**DOCUMENT TEXT:**
-- start --
By the way, the cited book is indeed very good for learning math.

------
kiba
I supposed quadratic equation walking calculator count as mastery of
mathematics!

Maybe just maybe, that 30 questions or dressed up word problems doesn't teach
anything beyond how to follow steps to solve problem?

------
ahoyhere
_In many countries, math has long been recognized as a tough subject that can
be mastered through hard work, said Tom Loveless, a scholar at the Brookings
Institution who analyzes international math test results and cultural
differences. Efforts to make math more fun or dress up textbooks are not the
answer, he said._

OK, yes, but the state of American textbooks is TERRIBLE. They don't need
shiny graphics or examples using social cliques. They don't need personality
quizzies. (Ex-Winnie Cooper, I am pissed at you.)

In the lower grades, some schools are subsidizing textbooks by purchasing ones
from companies that use brand names in the problems. E.g. "If Tommy has 3
Oreos..." That is not the kind of dressing up they need, no.
-- end --
**RECORDS:**
-- start --
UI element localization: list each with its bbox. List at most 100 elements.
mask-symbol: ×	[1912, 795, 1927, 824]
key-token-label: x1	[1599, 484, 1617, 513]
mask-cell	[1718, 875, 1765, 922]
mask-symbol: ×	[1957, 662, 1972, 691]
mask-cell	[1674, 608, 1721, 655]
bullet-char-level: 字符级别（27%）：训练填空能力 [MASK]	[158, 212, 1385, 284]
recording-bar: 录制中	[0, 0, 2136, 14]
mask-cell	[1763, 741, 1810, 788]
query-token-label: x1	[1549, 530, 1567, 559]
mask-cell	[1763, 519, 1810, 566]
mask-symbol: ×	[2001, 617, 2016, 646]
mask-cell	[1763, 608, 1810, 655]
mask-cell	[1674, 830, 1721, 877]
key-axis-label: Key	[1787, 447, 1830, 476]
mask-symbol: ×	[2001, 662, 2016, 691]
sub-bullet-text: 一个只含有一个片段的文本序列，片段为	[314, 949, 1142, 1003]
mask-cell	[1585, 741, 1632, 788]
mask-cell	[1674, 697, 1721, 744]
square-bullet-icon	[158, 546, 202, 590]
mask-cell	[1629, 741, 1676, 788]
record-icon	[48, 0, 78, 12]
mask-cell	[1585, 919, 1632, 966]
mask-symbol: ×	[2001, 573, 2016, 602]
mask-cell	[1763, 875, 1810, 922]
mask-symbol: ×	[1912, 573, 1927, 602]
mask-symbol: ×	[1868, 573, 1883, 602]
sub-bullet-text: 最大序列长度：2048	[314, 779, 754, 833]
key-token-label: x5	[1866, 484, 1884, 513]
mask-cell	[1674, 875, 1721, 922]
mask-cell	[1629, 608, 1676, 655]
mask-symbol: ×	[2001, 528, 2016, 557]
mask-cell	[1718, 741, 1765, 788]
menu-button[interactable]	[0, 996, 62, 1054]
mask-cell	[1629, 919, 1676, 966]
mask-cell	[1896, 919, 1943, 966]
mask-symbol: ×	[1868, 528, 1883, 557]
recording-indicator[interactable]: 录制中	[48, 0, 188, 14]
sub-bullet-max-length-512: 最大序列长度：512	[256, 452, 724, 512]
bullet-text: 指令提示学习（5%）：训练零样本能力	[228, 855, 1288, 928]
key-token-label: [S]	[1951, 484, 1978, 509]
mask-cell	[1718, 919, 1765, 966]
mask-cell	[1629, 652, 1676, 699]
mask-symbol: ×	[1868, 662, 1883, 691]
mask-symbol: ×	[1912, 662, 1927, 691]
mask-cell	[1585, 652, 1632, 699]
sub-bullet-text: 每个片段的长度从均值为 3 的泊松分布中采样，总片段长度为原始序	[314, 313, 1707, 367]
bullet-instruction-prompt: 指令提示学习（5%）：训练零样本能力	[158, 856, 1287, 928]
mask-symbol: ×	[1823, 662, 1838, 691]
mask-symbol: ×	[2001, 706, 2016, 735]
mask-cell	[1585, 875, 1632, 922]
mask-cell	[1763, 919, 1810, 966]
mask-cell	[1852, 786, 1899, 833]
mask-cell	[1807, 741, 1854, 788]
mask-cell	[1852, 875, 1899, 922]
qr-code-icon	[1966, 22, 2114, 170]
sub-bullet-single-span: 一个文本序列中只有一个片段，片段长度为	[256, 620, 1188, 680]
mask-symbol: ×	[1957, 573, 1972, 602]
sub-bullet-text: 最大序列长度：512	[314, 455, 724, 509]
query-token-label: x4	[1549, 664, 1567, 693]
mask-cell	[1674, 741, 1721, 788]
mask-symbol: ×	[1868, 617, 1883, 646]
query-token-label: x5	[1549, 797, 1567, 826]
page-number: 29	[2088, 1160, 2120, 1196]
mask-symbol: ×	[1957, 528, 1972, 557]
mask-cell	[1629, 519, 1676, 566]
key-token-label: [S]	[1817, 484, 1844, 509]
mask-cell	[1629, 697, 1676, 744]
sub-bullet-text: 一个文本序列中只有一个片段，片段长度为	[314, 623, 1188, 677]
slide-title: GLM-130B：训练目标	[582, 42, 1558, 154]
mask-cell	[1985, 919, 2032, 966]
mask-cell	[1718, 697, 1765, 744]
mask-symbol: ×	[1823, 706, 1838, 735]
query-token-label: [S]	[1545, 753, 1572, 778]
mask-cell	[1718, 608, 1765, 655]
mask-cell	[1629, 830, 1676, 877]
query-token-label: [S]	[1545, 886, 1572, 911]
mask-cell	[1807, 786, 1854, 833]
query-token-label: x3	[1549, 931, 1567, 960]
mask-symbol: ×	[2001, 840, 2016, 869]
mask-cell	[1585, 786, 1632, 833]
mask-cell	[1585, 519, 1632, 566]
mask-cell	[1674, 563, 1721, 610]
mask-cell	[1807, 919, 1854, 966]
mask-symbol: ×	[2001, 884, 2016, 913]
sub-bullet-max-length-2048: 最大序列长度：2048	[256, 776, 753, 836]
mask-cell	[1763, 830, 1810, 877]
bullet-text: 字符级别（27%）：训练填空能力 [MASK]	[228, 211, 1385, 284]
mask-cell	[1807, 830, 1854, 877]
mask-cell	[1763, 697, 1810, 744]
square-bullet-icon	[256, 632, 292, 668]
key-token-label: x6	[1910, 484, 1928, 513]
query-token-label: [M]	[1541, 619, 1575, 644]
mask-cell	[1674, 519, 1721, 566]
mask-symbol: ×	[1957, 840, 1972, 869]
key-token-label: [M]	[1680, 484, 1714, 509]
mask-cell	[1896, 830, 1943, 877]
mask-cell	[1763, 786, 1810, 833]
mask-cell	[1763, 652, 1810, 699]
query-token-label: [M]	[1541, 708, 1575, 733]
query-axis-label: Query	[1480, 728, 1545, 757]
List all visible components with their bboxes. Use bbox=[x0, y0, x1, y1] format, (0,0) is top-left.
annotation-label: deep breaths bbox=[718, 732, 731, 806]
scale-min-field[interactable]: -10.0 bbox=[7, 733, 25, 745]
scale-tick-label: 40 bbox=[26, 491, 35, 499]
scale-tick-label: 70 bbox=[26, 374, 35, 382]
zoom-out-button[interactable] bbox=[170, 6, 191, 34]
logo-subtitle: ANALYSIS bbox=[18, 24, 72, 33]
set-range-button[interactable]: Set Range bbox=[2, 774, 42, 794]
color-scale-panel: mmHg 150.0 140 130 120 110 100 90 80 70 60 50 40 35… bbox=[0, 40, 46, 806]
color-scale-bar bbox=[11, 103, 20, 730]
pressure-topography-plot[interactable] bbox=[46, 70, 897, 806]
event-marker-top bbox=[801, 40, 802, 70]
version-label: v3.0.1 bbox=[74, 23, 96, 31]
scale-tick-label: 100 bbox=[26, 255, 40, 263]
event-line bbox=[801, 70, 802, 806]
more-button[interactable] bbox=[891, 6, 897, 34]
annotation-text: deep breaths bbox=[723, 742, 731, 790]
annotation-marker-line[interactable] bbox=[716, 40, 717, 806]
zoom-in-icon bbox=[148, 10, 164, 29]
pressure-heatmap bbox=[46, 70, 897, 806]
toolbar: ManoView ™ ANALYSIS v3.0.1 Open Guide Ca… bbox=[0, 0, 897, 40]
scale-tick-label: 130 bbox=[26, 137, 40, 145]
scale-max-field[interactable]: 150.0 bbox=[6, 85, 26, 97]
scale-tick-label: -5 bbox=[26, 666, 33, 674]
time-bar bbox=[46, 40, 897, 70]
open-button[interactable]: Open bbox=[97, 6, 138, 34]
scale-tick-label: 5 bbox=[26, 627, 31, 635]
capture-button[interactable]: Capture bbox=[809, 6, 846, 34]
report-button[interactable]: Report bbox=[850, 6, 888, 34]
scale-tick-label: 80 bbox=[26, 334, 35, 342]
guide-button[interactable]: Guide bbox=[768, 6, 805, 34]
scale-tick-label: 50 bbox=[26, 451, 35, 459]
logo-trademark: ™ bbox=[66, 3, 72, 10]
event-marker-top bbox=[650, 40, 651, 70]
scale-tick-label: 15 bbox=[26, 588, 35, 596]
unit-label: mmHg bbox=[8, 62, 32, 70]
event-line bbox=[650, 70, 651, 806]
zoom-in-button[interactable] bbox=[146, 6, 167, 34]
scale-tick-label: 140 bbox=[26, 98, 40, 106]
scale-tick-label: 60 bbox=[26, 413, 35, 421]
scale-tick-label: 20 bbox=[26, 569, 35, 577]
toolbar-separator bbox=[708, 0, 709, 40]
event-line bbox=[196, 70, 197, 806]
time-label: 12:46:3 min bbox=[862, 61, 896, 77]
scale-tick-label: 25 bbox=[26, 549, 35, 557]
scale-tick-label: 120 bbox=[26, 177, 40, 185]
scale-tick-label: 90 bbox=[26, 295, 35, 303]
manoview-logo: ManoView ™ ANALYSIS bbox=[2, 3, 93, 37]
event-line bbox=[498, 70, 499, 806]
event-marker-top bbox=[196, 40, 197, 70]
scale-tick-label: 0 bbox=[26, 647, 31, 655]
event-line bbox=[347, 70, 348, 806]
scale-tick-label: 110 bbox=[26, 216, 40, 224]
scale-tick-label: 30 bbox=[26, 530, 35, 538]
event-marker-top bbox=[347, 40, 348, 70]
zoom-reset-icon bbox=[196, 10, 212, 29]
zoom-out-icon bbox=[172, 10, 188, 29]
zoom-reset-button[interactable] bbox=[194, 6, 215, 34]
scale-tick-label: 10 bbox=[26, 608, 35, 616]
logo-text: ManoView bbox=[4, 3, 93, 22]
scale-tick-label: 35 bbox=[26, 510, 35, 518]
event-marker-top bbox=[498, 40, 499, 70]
-- end --
**WHAT TO WORK ON:**
In the math-textbook thread, copy the stretch from "By the way, the" through "mathematics!" word for word.

**SOLUTION TO THIS TASK:**
By the way, the cited book is indeed very good for learning math.

------
kiba
I supposed quadratic equation walking calculator count as mastery of
mathematics!